* start Information provided *

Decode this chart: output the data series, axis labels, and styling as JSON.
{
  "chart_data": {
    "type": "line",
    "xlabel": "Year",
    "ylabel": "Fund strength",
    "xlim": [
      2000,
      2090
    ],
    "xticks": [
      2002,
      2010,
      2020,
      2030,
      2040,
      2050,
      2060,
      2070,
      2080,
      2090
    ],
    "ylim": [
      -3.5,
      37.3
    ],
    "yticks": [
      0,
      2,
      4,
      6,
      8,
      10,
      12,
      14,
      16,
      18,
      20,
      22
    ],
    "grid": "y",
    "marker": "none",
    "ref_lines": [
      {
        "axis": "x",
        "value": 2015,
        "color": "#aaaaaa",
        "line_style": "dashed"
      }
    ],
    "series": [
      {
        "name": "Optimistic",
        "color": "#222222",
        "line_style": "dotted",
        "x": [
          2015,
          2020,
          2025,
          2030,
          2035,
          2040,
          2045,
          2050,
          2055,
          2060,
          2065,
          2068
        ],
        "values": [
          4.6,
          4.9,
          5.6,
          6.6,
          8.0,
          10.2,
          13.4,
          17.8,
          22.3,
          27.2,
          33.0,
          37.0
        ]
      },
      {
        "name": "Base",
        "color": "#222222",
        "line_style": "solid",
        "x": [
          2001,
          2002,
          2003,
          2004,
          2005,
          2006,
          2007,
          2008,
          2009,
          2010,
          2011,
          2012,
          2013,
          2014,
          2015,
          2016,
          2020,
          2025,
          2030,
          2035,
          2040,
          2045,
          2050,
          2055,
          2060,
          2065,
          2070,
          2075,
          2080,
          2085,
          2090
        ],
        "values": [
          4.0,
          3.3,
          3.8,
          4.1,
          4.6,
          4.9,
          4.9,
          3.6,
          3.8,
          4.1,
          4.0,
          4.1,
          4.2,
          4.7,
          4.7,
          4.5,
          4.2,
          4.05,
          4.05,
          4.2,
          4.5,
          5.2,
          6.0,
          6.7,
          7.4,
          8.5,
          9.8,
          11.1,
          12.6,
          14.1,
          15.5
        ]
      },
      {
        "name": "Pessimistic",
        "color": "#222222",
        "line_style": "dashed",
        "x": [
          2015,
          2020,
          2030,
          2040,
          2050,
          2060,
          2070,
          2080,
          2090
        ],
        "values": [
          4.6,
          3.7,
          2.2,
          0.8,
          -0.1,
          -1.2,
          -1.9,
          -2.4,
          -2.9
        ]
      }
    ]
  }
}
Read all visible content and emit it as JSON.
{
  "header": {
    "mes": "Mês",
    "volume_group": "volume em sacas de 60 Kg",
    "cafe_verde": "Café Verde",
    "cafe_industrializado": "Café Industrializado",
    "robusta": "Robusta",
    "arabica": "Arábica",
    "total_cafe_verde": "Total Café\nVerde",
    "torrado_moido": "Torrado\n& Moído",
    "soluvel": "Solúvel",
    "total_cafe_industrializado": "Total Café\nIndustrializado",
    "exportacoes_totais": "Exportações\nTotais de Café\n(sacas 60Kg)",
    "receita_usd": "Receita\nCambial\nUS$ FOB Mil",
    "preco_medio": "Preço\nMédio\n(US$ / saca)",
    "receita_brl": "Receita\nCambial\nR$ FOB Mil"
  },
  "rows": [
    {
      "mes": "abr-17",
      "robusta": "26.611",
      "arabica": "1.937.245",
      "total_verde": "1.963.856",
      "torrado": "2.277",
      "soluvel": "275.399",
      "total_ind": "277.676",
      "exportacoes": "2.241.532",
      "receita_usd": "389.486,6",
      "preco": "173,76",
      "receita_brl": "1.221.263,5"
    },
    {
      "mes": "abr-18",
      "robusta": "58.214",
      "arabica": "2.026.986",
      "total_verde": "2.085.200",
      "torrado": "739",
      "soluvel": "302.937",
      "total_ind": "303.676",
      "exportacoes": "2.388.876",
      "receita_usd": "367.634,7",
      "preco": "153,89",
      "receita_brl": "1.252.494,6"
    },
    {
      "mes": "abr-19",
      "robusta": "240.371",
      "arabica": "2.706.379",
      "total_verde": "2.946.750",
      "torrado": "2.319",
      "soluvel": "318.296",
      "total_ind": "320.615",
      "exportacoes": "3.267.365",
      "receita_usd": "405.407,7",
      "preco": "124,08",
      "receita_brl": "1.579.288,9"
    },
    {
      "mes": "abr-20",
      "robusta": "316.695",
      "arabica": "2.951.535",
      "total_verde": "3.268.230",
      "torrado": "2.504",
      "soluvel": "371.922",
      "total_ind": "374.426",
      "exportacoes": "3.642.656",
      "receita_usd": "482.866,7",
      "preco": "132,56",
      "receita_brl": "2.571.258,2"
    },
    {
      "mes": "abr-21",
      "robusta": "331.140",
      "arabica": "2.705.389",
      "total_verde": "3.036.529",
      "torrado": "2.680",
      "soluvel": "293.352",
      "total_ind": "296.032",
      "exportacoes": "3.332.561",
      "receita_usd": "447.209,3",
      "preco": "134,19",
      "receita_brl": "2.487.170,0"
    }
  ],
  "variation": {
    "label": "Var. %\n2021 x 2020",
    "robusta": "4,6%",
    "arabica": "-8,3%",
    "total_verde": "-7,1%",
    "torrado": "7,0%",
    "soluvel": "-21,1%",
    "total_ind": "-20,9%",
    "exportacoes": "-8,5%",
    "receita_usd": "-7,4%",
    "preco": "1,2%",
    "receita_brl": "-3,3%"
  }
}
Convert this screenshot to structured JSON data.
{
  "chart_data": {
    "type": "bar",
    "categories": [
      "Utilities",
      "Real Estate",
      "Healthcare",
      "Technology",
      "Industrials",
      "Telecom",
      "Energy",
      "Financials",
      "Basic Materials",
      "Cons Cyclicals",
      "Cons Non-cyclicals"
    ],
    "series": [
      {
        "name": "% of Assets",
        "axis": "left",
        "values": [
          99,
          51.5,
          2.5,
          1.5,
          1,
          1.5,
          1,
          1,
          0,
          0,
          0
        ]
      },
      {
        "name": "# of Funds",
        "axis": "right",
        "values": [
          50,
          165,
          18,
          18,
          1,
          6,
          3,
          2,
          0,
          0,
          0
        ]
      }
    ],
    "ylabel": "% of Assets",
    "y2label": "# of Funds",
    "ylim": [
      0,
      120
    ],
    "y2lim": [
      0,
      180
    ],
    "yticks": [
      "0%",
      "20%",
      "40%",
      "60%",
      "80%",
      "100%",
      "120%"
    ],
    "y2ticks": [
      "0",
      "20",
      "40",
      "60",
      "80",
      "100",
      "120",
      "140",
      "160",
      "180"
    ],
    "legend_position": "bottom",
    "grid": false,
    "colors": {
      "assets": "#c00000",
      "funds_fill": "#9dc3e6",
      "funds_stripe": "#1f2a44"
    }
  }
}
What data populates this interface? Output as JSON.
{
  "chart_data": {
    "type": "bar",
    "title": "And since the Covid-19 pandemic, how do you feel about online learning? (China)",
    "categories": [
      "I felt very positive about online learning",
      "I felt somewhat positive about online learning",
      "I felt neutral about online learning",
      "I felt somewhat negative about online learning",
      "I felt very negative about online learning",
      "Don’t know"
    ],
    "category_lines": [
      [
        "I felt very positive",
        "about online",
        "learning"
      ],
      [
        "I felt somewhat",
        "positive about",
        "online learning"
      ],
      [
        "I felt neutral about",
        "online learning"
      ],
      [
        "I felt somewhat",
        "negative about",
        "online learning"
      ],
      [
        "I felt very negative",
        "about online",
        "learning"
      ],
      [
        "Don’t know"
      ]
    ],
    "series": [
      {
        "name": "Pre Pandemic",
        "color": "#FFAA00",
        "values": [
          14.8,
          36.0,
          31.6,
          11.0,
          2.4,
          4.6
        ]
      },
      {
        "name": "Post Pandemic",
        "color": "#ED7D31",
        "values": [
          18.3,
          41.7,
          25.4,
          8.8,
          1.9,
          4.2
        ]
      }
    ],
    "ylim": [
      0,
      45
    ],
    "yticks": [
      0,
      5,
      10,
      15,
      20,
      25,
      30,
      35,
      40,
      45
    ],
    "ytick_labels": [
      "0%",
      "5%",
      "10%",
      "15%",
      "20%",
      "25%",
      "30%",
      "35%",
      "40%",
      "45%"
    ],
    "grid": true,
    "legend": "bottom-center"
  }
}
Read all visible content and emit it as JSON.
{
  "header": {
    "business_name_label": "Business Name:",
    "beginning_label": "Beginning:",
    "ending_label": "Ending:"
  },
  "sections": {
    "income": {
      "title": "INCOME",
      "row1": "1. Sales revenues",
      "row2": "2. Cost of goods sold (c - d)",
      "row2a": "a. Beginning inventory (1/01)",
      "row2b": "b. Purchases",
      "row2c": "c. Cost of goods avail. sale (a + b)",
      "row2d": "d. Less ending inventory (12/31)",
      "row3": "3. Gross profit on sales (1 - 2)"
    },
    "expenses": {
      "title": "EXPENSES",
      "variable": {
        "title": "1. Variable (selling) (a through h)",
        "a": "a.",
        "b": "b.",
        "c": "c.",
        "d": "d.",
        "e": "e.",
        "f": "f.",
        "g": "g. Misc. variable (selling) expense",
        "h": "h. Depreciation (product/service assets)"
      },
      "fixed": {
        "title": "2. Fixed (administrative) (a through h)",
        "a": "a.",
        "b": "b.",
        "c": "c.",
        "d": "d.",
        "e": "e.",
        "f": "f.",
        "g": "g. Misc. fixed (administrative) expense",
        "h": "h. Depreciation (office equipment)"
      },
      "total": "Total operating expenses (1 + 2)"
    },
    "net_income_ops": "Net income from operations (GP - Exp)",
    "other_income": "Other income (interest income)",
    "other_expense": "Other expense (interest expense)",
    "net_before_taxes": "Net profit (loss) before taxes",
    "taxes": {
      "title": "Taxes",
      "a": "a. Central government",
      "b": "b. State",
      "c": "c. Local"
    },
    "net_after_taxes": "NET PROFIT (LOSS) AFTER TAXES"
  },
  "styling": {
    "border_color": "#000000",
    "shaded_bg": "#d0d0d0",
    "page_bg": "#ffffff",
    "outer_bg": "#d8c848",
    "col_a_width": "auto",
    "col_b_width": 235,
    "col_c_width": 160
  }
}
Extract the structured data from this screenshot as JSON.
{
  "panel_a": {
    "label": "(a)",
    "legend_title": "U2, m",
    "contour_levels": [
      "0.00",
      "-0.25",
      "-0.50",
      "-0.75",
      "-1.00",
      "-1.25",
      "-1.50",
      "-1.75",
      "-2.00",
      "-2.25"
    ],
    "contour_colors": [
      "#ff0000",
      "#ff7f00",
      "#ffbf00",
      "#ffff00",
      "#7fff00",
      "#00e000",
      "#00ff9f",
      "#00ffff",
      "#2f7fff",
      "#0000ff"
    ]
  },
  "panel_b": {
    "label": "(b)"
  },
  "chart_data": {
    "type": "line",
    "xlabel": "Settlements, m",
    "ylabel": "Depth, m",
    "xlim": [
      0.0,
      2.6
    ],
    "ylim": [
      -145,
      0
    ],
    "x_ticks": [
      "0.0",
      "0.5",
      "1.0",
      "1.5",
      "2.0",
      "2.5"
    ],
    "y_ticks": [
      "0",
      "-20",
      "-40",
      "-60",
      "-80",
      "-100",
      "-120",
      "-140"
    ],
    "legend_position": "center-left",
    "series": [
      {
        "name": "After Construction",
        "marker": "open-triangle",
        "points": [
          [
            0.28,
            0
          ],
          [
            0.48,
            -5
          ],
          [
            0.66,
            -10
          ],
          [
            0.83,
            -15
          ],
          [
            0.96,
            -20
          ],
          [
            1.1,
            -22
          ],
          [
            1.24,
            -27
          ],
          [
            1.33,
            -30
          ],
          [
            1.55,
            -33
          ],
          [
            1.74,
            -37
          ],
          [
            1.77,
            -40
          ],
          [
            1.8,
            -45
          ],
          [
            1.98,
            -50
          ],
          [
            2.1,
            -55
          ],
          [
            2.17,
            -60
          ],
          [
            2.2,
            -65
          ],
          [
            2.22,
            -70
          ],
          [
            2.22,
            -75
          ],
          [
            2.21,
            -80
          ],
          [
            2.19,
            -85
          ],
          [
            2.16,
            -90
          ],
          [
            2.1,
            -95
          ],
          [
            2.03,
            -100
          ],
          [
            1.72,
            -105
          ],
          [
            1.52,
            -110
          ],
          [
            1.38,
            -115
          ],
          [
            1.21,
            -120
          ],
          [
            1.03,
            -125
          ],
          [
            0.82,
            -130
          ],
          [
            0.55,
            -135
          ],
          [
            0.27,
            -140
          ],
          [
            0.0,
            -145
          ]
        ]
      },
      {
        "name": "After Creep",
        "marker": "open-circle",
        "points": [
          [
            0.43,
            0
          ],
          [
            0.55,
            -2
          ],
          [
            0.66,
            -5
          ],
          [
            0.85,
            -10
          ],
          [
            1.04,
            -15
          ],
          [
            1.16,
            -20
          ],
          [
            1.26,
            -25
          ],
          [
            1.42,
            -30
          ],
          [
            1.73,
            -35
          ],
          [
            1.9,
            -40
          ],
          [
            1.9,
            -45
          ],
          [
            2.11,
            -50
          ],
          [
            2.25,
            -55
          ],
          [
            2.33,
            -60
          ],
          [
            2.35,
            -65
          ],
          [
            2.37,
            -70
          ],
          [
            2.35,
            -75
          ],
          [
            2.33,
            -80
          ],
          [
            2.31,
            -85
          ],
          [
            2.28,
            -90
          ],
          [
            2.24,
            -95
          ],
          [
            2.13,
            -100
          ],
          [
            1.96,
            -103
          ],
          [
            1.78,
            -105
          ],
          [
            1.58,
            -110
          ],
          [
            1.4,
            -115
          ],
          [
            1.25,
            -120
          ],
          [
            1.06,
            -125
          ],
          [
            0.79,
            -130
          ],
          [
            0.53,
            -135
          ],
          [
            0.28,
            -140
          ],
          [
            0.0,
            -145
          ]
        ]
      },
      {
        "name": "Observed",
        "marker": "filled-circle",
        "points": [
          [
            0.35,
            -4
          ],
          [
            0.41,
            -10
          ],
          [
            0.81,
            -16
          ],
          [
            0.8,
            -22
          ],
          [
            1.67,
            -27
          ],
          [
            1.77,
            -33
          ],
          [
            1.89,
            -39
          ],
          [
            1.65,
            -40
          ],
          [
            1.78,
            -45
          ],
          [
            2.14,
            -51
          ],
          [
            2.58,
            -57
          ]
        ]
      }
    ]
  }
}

* end Information provided *

What you need to do
Pull every line holding "structured" out of the records.

Task solution
Convert this screenshot to structured JSON data.
Extract the structured data from this screenshot as JSON.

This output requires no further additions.